» **What is being asked**
Report how many lines contain "detail", with no other words.

* * * * *

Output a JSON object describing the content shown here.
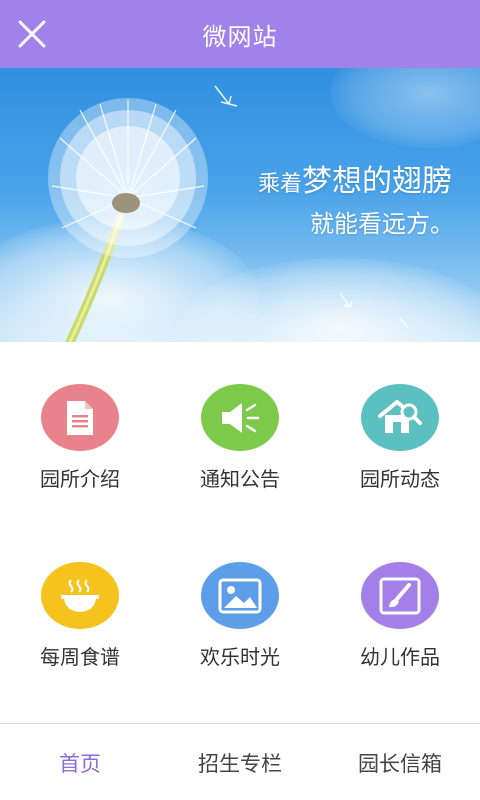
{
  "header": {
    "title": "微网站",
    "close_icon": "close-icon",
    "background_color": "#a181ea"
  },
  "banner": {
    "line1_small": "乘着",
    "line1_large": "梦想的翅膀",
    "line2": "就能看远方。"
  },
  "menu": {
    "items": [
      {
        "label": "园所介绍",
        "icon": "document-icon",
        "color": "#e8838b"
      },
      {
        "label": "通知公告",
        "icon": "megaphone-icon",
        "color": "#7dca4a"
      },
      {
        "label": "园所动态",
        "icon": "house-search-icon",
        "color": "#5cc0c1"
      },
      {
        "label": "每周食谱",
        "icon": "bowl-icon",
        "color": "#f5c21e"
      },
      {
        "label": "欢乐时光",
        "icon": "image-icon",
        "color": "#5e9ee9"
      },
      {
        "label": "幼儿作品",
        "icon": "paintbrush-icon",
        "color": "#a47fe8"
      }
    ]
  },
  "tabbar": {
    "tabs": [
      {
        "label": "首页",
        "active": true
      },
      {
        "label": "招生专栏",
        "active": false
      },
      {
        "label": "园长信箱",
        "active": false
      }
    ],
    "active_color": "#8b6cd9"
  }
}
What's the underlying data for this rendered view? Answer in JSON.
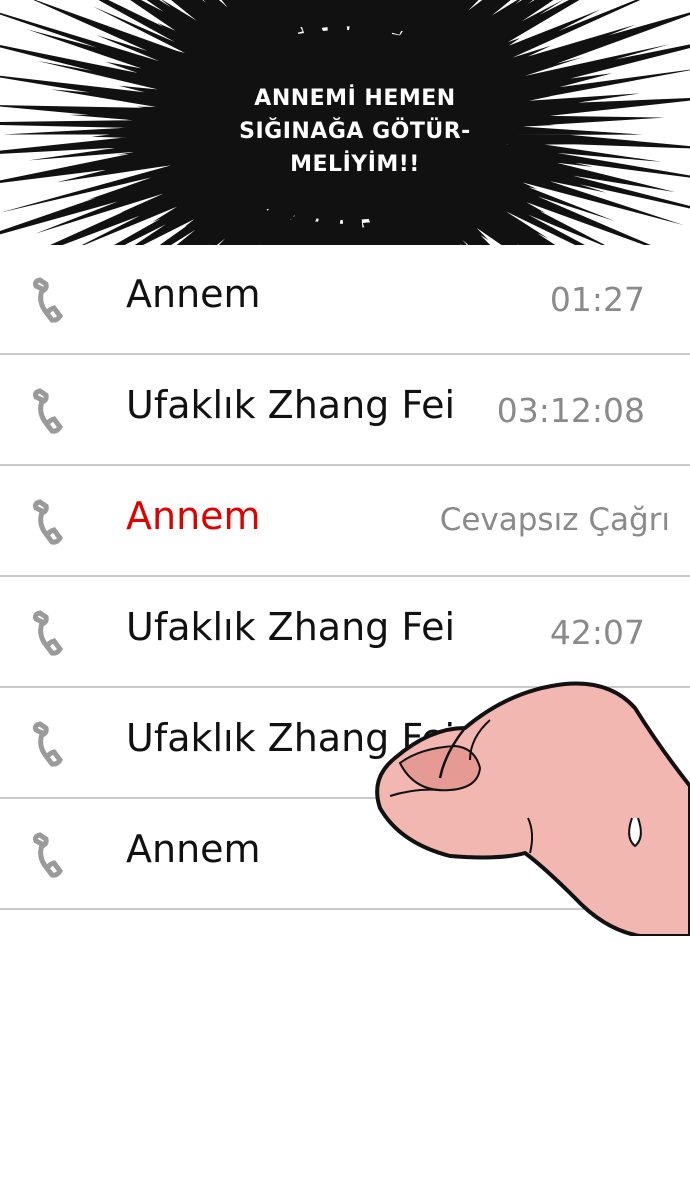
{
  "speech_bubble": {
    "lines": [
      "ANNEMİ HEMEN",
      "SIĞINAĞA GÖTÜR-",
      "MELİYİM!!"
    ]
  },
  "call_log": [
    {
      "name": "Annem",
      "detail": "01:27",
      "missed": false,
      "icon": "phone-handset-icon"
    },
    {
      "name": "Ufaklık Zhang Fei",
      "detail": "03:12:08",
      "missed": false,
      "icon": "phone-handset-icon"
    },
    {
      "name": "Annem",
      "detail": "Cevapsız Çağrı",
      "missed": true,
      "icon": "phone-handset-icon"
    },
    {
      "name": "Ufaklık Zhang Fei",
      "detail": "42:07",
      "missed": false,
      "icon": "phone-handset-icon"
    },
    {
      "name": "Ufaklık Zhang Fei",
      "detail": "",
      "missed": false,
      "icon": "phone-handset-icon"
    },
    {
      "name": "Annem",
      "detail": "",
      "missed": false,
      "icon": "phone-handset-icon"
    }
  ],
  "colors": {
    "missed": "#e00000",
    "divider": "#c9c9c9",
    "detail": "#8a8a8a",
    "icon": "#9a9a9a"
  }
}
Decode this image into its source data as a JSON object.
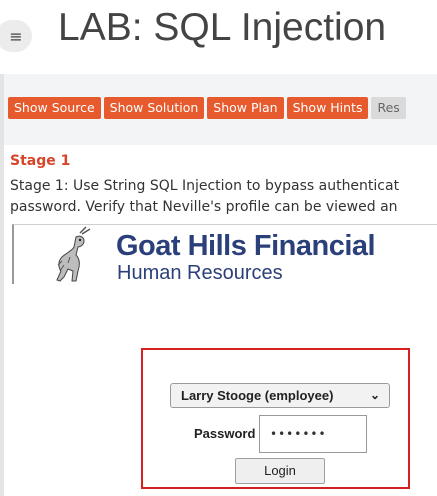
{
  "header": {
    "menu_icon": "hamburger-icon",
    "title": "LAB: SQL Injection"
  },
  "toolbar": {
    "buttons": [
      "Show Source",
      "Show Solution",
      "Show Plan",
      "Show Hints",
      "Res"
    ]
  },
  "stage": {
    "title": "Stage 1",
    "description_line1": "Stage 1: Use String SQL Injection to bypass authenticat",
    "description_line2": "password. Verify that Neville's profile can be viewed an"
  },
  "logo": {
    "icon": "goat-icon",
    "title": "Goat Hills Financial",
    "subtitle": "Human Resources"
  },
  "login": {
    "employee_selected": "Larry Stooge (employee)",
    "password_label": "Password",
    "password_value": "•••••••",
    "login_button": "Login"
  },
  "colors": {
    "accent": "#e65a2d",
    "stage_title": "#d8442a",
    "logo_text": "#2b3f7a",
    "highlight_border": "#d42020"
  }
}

* * * * *

» **Answer to the task**
7